SET TASK. Restate the whole listing word for word. Pictures are left out.

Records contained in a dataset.

◆ ◆ ◆

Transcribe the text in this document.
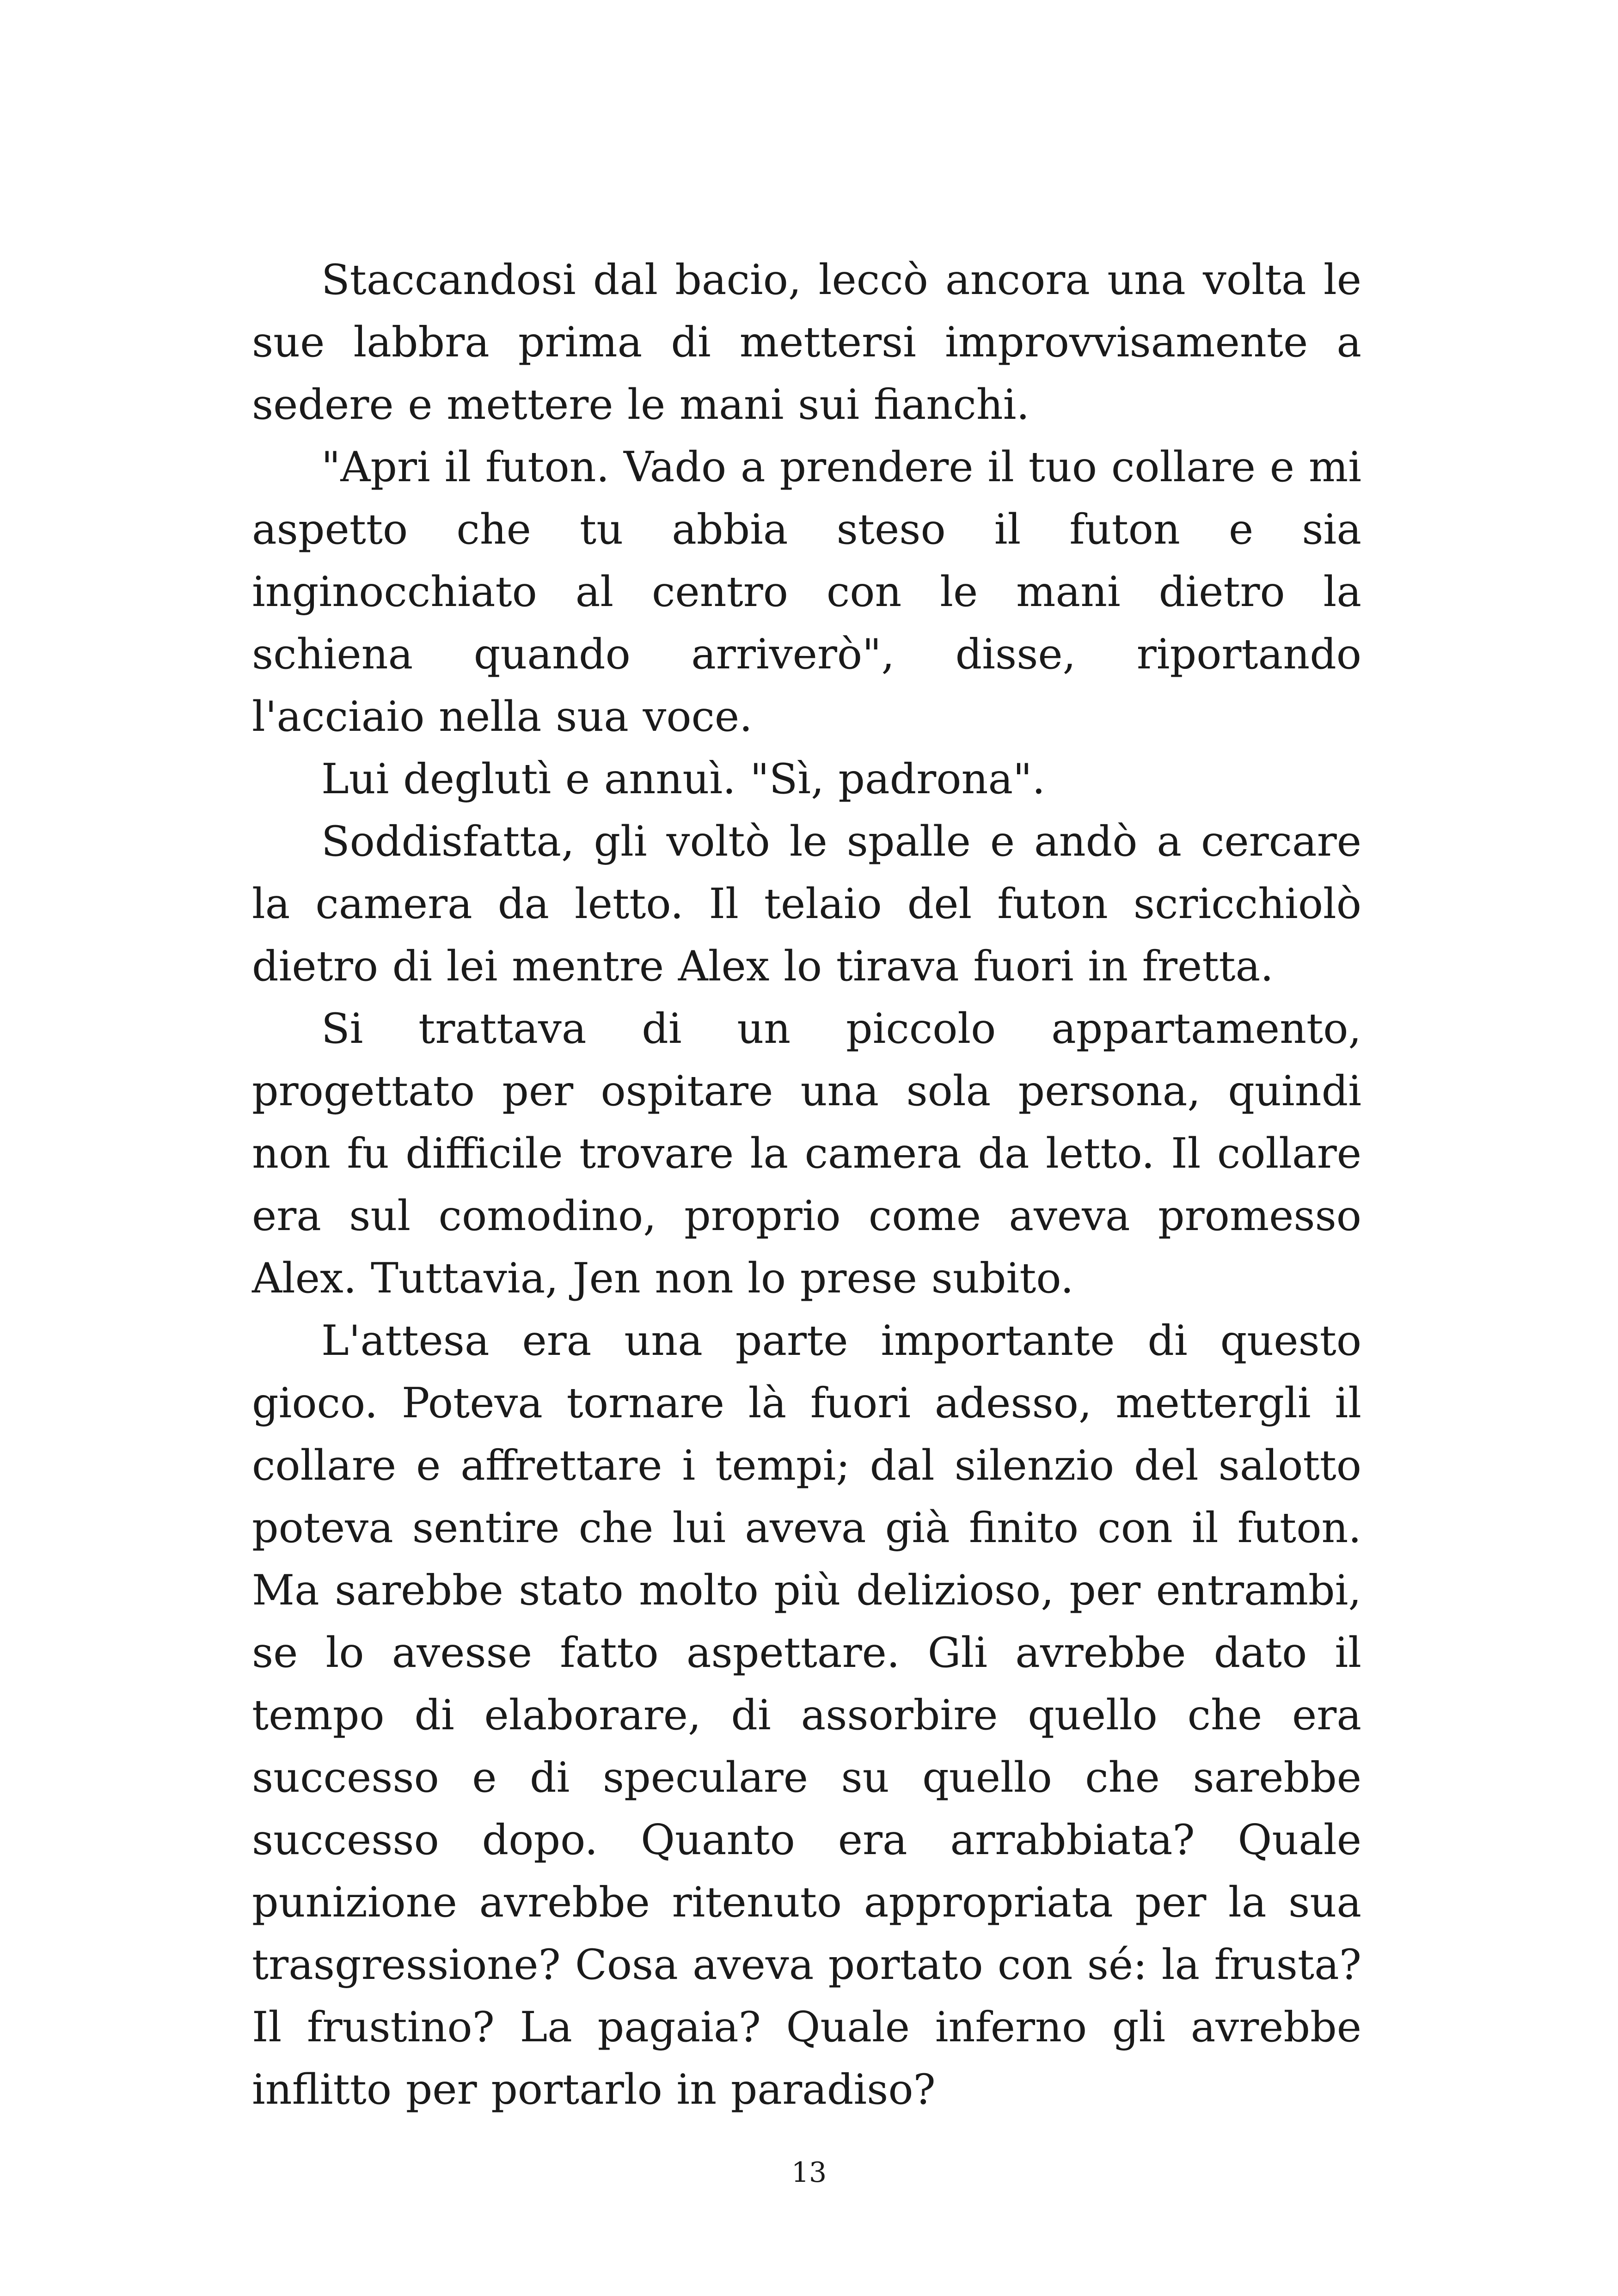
Staccandosi dal bacio, leccò ancora una volta le sue labbra prima di mettersi improvvisamente a sedere e mettere le mani sui fianchi.

"Apri il futon. Vado a prendere il tuo collare e mi aspetto che tu abbia steso il futon e sia inginocchiato al centro con le mani dietro la schiena quando arriverò", disse, riportando l'acciaio nella sua voce.

Lui deglutì e annuì. "Sì, padrona".

Soddisfatta, gli voltò le spalle e andò a cercare la camera da letto. Il telaio del futon scricchiolò dietro di lei mentre Alex lo tirava fuori in fretta.

Si trattava di un piccolo appartamento, progettato per ospitare una sola persona, quindi non fu difficile trovare la camera da letto. Il collare era sul comodino, proprio come aveva promesso Alex. Tuttavia, Jen non lo prese subito.

L'attesa era una parte importante di questo gioco. Poteva tornare là fuori adesso, mettergli il collare e affrettare i tempi; dal silenzio del salotto poteva sentire che lui aveva già finito con il futon. Ma sarebbe stato molto più delizioso, per entrambi, se lo avesse fatto aspettare. Gli avrebbe dato il tempo di elaborare, di assorbire quello che era successo e di speculare su quello che sarebbe successo dopo. Quanto era arrabbiata? Quale punizione avrebbe ritenuto appropriata per la sua trasgressione? Cosa aveva portato con sé: la frusta? Il frustino? La pagaia? Quale inferno gli avrebbe inflitto per portarlo in paradiso?

13
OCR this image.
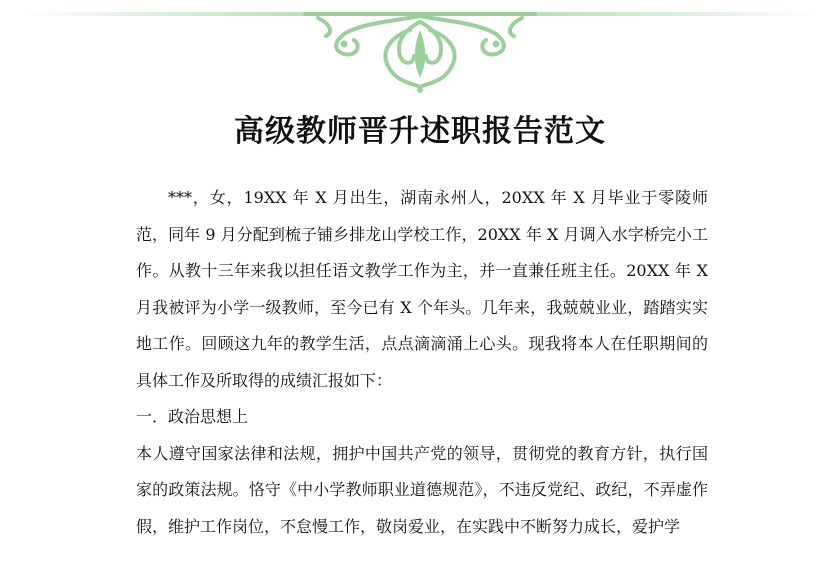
高级教师晋升述职报告范文

***，女，19XX 年 X 月出生，湖南永州人，20XX 年 X 月毕业于零陵师范，同年 9 月分配到梳子铺乡排龙山学校工作，20XX 年 X 月调入水字桥完小工作。从教十三年来我以担任语文教学工作为主，并一直兼任班主任。20XX 年 X 月我被评为小学一级教师，至今已有 X 个年头。几年来，我兢兢业业，踏踏实实地工作。回顾这九年的教学生活，点点滴滴涌上心头。现我将本人在任职期间的具体工作及所取得的成绩汇报如下：

一．政治思想上

本人遵守国家法律和法规，拥护中国共产党的领导，贯彻党的教育方针，执行国家的政策法规。恪守《中小学教师职业道德规范》，不违反党纪、政纪，不弄虚作假，维护工作岗位，不怠慢工作，敬岗爱业，在实践中不断努力成长，爱护学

◆ ◆ ◆

ANSWER TO THIS EXERCISE.
Transcribe the text in this document.
Staccandosi dal bacio, leccò ancora una volta le sue labbra prima di mettersi improvvisamente a sedere e mettere le mani sui fianchi.

"Apri il futon. Vado a prendere il tuo collare e mi aspetto che tu abbia steso il futon e sia inginocchiato al centro con le mani dietro la schiena quando arriverò", disse, riportando l'acciaio nella sua voce.

Lui deglutì e annuì. "Sì, padrona".

Soddisfatta, gli voltò le spalle e andò a cercare la camera da letto. Il telaio del futon scricchiolò dietro di lei mentre Alex lo tirava fuori in fretta.

Si trattava di un piccolo appartamento, progettato per ospitare una sola persona, quindi non fu difficile trovare la camera da letto. Il collare era sul comodino, proprio come aveva promesso Alex. Tuttavia, Jen non lo prese subito.

L'attesa era una parte importante di questo gioco. Poteva tornare là fuori adesso, mettergli il collare e affrettare i tempi; dal silenzio del salotto poteva sentire che lui aveva già finito con il futon. Ma sarebbe stato molto più delizioso, per entrambi, se lo avesse fatto aspettare. Gli avrebbe dato il tempo di elaborare, di assorbire quello che era successo e di speculare su quello che sarebbe successo dopo. Quanto era arrabbiata? Quale punizione avrebbe ritenuto appropriata per la sua trasgressione? Cosa aveva portato con sé: la frusta? Il frustino? La pagaia? Quale inferno gli avrebbe inflitto per portarlo in paradiso?

13
OCR this image.
高级教师晋升述职报告范文

***，女，19XX 年 X 月出生，湖南永州人，20XX 年 X 月毕业于零陵师范，同年 9 月分配到梳子铺乡排龙山学校工作，20XX 年 X 月调入水字桥完小工作。从教十三年来我以担任语文教学工作为主，并一直兼任班主任。20XX 年 X 月我被评为小学一级教师，至今已有 X 个年头。几年来，我兢兢业业，踏踏实实地工作。回顾这九年的教学生活，点点滴滴涌上心头。现我将本人在任职期间的具体工作及所取得的成绩汇报如下：

一．政治思想上

本人遵守国家法律和法规，拥护中国共产党的领导，贯彻党的教育方针，执行国家的政策法规。恪守《中小学教师职业道德规范》，不违反党纪、政纪，不弄虚作假，维护工作岗位，不怠慢工作，敬岗爱业，在实践中不断努力成长，爱护学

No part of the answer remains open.